Task requirements: Please continue the interview with the International High School scholarship winners below, picking up right after its final answer.

Supplied passage:
Brooke Hauser’s new book, “The New Kids,” follows a year in the life of students at International High School in Prospect Heights, a small school that caters to immigrants.
Among the book’s many highs and lows is a moment at the end of the Class of 2009’s school year when five students receive college scholarships from Jerry Seinfeld’s foundation. Fifteen students in the city received the scholarships, and five were members of International’s Class of 2009. (Another moment is prom, the event that led to Hauser’s 2008 New York Times story and inspired the book.)
We recently spoke to three of those winners, now college juniors. They are Mukta Mukta, seen wrestling with her religion and independence throughout the book; Freeman Degboe, a ham who introduces himself to Seinfeld as “the next Jerry Seinfeld”; and Marie Feline Guerrier, a mini-celebrity in Brooklyn’s Haitian community.
Mukta, who immigrated from Bangladesh in 2002, is now a junior nursing major at the University of Vermont. Degboe, who came to the United States from Togo in 2006, joins her there and is now studying film and television. Guerrier, a Haitian immigrant, is now studying health sciences and nursing at Long Island University.
How did you end up at International High School?
MM: In 2002 I moved to Nebraska first, and I went to school there for two and a half years. I was here in March at the very end of the year, so I started in New York with sixth grade. I was in a middle school in New York and one of my teachers – an English teacher – told me about International and she told me it’s a great school, it’s a new school, and it’s a small school with less students and I got in.
FD: My father moved first and then he brought the rest of us to Brooklyn. During that first week we tried to go to different schools. We went to I.S. 292, but they only took my little sister because they said I was too old. So, they sent us to this office and they told me to go to International High School. I went there and they told me to come back after break – I think it was second semester. I didn’t have to take any tests; I just showed my transcripts from Togo and they accepted me.
MFG: My dad had a friend of his who knew about high schools and who referred me to International High School. My high school experience started shaky, but I said to myself I am in the United States and the reason I came here was for a better future. Especially for Haitians, graduating is a great thing and they believe in education. My family worked hard to bring me here so it’s my job to work hard, not just to make then proud but to help me in the future.
What was your most memorable high school assignment?
MM: Writing the college essay. The college essay was really meaningful for me because I got to know myself better, knowing the fact that I don’t believe in religion and questioning religion – my religion and religion and beliefs in general. It was a strong side of me that came out.
FD: My college essay. They push you a lot to actually re-think the reason why you left your country and how you struggled and the way you think about what you’ve been through and what you want in the future. Or, in my U.S. Government class with Mr. Rice we wrote about gender differences after watching this documentary called “Born into Brothels.” Living in Brooklyn, we were all homophobic at the time, but writing this essay and learning about what’s going on – it changed my thinking completely. So I went from being one of the homophobic guys to being someone who learned how to tolerate everyone else.
MFG: I did so many things that I enjoyed. In science I remember building a bridge. This is the time when we worked as a group and that is something I adore. We worked in groups to build bridges not just for one class but for weeks. Also in social studies one research assignment helped me to see what I really am. I did an essay about human pigmentation and what makes our skin color the way it is. It was amazing and I got to present in front of the whole class to tell them why their skin is the way it is.

Given data:

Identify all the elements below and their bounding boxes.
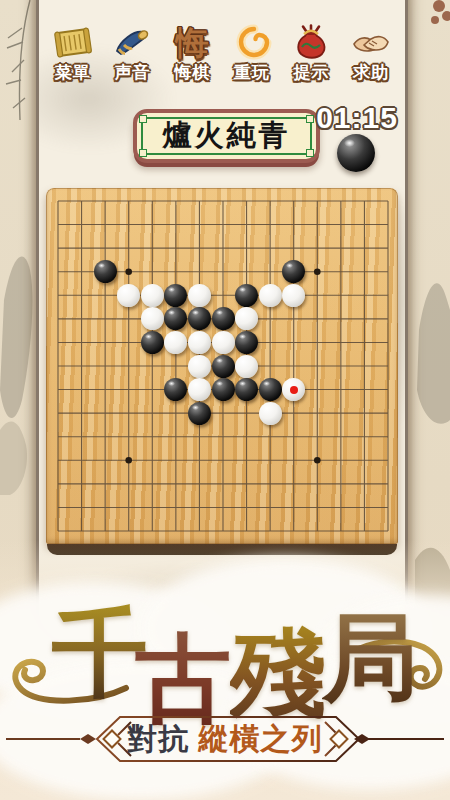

Output:
What life lessons did you learn by being a student at International?
MM: I learned that being where I’m from is very special because, you know, seeing myself right now in Vermont, people find it fascinating, being from another country and having another language, having that culture.
FD: It’s just so different because there are so many ethnicities and I got to talk to people that I wouldn’t have talked to back home. I learned so much. I like to see different people, to see what kind of similarities we have. In Vermont there’s not as many immigrants here; the population is more white. When I first came here there were only three black guys in my building, and I was really nervous. But then I had my first hall meeting with the resident adviser and we all got together and went around and I’m like, “I’m from Brooklyn and I speak five languages.” After that people started coming up to me. The guys were like, “Oooh that’s so cool!” So the whole floor became my friend.
MFG: We are individuals but at the same time we are so connected to one another. I’m Haitian, but if you are white or Jamaican or Latino, we are different groups but we are also connected. I think it’s amazing going to a school with all immigrants, it’s huge diversity. It’s beautiful. This is the place where I had the opportunity to learn about people of different races, different cultures. It helped me to grow as a person.
Do you think International prepared you for college?
MM: International really prepared me for college in terms of getting into the college process, applying for college, getting scholarships that I would have never found on my own. But the one thing that I would argue is that International did not prepare me for the tough classes. All of the classes that I took here, I’m like I haven’t learned this at all. I guess it’s not challenging enough compared to the position I’m in right now.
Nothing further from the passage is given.